TEXT>
- Interactive map of Kimihia
- Coordinates: 37°32′49″S 175°10′05″E﻿ / ﻿37.547°S 175.168°E
- Country: New Zealand
- City: Waikato District
- Electoral ward: Huntly Ward

Area
- • Land: 182 ha (450 acres)

Population (2023 census)
- • Total: 1,224
- • Density: 673/km^{2} (1,740/sq mi)

= Kimihia, New Zealand =

Kimihia is a north-eastern suburb of Huntly, New Zealand.

==Demographics==
Kimihia covers 1.82 km2. It is part of the larger Huntly East statistical area.

Kimihia had a population of 1,224 in the 2023 New Zealand census, an increase of 111 people (10.0%) since the 2018 census, and an increase of 381 people (45.2%) since the 2013 census. There were 582 males, 627 females and 9 people of other genders in 363 dwellings. 2.0% of people identified as LGBTIQ+. There were 273 people (22.3%) aged under 15 years, 234 (19.1%) aged 15 to 29, 504 (41.2%) aged 30 to 64, and 222 (18.1%) aged 65 or older.

EXERCISE AIM>
According to the Kimihia text, how many dwellings did the 2023 census count in Kimihia?

GIVEN RECORDS>
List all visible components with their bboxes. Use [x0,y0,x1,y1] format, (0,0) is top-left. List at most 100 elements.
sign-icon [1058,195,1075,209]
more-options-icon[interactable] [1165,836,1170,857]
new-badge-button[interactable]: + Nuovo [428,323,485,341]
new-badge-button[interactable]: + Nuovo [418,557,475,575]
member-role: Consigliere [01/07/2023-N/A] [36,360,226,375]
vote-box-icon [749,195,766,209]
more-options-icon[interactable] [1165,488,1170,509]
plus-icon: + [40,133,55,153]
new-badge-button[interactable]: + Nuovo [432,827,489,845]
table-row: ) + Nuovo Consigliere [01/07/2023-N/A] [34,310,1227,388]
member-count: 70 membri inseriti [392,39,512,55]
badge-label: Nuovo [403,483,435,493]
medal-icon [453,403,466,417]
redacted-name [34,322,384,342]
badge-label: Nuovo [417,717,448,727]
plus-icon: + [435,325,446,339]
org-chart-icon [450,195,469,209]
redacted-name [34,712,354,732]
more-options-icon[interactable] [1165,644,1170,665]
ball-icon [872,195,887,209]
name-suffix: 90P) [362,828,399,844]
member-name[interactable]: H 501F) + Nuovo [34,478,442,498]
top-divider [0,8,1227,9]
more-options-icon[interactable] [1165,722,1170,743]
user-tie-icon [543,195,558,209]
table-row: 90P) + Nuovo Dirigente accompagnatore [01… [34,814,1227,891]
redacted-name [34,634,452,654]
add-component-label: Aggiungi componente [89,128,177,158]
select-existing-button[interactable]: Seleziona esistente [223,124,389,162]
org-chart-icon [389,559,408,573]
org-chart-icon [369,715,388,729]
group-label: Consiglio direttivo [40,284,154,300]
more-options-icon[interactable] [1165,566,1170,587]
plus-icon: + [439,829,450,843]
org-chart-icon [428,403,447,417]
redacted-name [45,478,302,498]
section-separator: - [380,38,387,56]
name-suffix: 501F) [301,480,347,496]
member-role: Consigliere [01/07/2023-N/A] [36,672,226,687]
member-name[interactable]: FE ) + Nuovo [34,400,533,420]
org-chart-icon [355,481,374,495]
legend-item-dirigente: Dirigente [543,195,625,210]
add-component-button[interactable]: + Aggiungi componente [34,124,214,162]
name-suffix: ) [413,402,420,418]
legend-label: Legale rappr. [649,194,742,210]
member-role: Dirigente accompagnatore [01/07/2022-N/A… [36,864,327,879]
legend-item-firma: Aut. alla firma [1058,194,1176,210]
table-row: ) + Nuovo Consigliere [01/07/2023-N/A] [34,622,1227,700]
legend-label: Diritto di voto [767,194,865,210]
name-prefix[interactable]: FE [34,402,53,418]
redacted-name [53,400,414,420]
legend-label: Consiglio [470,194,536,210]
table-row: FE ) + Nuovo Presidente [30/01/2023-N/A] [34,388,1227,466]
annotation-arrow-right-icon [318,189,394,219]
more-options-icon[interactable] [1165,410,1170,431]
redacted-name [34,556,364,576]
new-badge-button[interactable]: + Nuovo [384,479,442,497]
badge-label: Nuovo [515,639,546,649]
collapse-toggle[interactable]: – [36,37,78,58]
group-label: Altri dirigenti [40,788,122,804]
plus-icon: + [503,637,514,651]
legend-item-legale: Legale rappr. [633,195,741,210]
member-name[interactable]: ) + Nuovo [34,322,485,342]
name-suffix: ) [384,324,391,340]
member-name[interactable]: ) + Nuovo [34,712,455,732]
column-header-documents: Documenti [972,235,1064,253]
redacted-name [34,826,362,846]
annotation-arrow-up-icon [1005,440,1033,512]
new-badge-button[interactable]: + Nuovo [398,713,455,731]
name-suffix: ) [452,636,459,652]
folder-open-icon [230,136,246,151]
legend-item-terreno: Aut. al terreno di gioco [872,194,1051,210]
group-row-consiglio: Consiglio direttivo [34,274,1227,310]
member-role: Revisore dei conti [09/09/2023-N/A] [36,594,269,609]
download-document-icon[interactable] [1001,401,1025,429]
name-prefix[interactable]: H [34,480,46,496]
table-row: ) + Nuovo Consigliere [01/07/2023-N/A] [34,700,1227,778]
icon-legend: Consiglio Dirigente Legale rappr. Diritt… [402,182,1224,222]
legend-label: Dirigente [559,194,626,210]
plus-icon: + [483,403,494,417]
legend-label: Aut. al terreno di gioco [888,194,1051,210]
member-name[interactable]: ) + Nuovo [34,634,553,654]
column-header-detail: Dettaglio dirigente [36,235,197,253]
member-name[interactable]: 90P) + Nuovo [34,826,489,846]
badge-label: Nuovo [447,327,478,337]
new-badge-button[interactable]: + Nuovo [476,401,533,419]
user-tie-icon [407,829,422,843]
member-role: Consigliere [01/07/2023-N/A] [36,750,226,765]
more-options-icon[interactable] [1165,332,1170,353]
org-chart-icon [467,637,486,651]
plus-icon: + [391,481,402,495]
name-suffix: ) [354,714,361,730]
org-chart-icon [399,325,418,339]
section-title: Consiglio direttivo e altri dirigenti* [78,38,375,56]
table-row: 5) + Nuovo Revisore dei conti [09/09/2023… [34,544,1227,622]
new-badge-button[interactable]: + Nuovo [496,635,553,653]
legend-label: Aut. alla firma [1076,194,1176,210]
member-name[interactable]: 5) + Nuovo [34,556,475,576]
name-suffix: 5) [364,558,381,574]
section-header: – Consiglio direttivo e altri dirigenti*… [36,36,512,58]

WRITTEN ANSWER>
363 dwellings.